### DIRECTIONS
Reproduce the listing word for word. Skip any image.

### Excerpts from a figure dataset
--

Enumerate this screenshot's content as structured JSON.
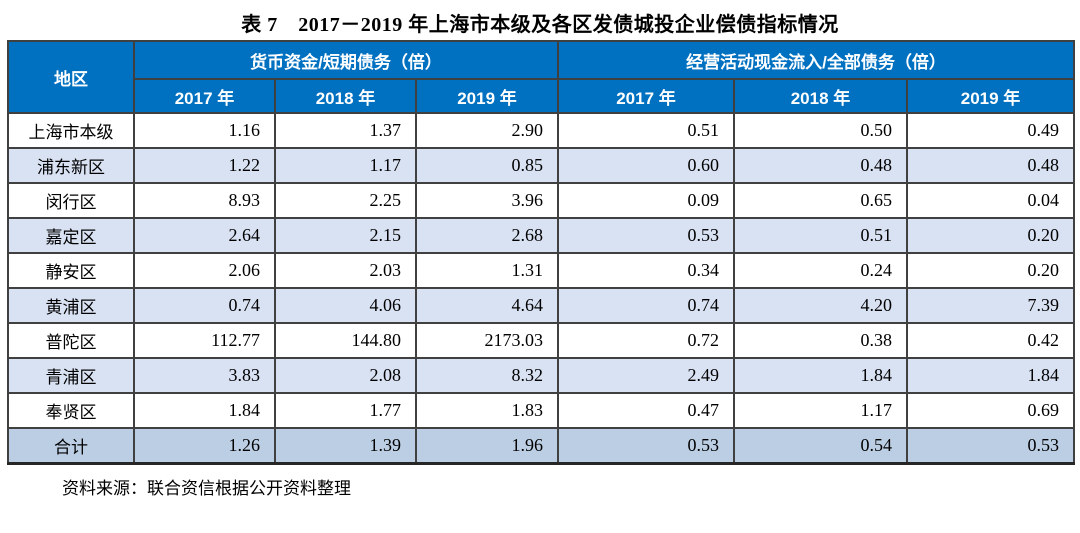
{
  "title": "表 7　2017－2019 年上海市本级及各区发债城投企业偿债指标情况",
  "table": {
    "region_header": "地区",
    "group_headers": [
      "货币资金/短期债务（倍）",
      "经营活动现金流入/全部债务（倍）"
    ],
    "year_headers": [
      "2017 年",
      "2018 年",
      "2019 年",
      "2017 年",
      "2018 年",
      "2019 年"
    ],
    "rows": [
      {
        "region": "上海市本级",
        "values": [
          "1.16",
          "1.37",
          "2.90",
          "0.51",
          "0.50",
          "0.49"
        ]
      },
      {
        "region": "浦东新区",
        "values": [
          "1.22",
          "1.17",
          "0.85",
          "0.60",
          "0.48",
          "0.48"
        ]
      },
      {
        "region": "闵行区",
        "values": [
          "8.93",
          "2.25",
          "3.96",
          "0.09",
          "0.65",
          "0.04"
        ]
      },
      {
        "region": "嘉定区",
        "values": [
          "2.64",
          "2.15",
          "2.68",
          "0.53",
          "0.51",
          "0.20"
        ]
      },
      {
        "region": "静安区",
        "values": [
          "2.06",
          "2.03",
          "1.31",
          "0.34",
          "0.24",
          "0.20"
        ]
      },
      {
        "region": "黄浦区",
        "values": [
          "0.74",
          "4.06",
          "4.64",
          "0.74",
          "4.20",
          "7.39"
        ]
      },
      {
        "region": "普陀区",
        "values": [
          "112.77",
          "144.80",
          "2173.03",
          "0.72",
          "0.38",
          "0.42"
        ]
      },
      {
        "region": "青浦区",
        "values": [
          "3.83",
          "2.08",
          "8.32",
          "2.49",
          "1.84",
          "1.84"
        ]
      },
      {
        "region": "奉贤区",
        "values": [
          "1.84",
          "1.77",
          "1.83",
          "0.47",
          "1.17",
          "0.69"
        ]
      },
      {
        "region": "合计",
        "values": [
          "1.26",
          "1.39",
          "1.96",
          "0.53",
          "0.54",
          "0.53"
        ]
      }
    ],
    "total_row_label": "合计"
  },
  "source_note": "资料来源：联合资信根据公开资料整理",
  "colors": {
    "header_bg": "#0070C0",
    "header_text": "#FFFFFF",
    "row_alt_bg": "#D9E2F3",
    "total_row_bg": "#BCCEE4",
    "grid_border": "#404040",
    "outer_border": "#262626",
    "body_text": "#000000"
  }
}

--

### OUTPUT OF THE EXERCISE
Enumerate this screenshot's content as structured JSON.
{
  "title": "表 7　2017－2019 年上海市本级及各区发债城投企业偿债指标情况",
  "table": {
    "region_header": "地区",
    "group_headers": [
      "货币资金/短期债务（倍）",
      "经营活动现金流入/全部债务（倍）"
    ],
    "year_headers": [
      "2017 年",
      "2018 年",
      "2019 年",
      "2017 年",
      "2018 年",
      "2019 年"
    ],
    "rows": [
      {
        "region": "上海市本级",
        "values": [
          "1.16",
          "1.37",
          "2.90",
          "0.51",
          "0.50",
          "0.49"
        ]
      },
      {
        "region": "浦东新区",
        "values": [
          "1.22",
          "1.17",
          "0.85",
          "0.60",
          "0.48",
          "0.48"
        ]
      },
      {
        "region": "闵行区",
        "values": [
          "8.93",
          "2.25",
          "3.96",
          "0.09",
          "0.65",
          "0.04"
        ]
      },
      {
        "region": "嘉定区",
        "values": [
          "2.64",
          "2.15",
          "2.68",
          "0.53",
          "0.51",
          "0.20"
        ]
      },
      {
        "region": "静安区",
        "values": [
          "2.06",
          "2.03",
          "1.31",
          "0.34",
          "0.24",
          "0.20"
        ]
      },
      {
        "region": "黄浦区",
        "values": [
          "0.74",
          "4.06",
          "4.64",
          "0.74",
          "4.20",
          "7.39"
        ]
      },
      {
        "region": "普陀区",
        "values": [
          "112.77",
          "144.80",
          "2173.03",
          "0.72",
          "0.38",
          "0.42"
        ]
      },
      {
        "region": "青浦区",
        "values": [
          "3.83",
          "2.08",
          "8.32",
          "2.49",
          "1.84",
          "1.84"
        ]
      },
      {
        "region": "奉贤区",
        "values": [
          "1.84",
          "1.77",
          "1.83",
          "0.47",
          "1.17",
          "0.69"
        ]
      },
      {
        "region": "合计",
        "values": [
          "1.26",
          "1.39",
          "1.96",
          "0.53",
          "0.54",
          "0.53"
        ]
      }
    ],
    "total_row_label": "合计"
  },
  "source_note": "资料来源：联合资信根据公开资料整理",
  "colors": {
    "header_bg": "#0070C0",
    "header_text": "#FFFFFF",
    "row_alt_bg": "#D9E2F3",
    "total_row_bg": "#BCCEE4",
    "grid_border": "#404040",
    "outer_border": "#262626",
    "body_text": "#000000"
  }
}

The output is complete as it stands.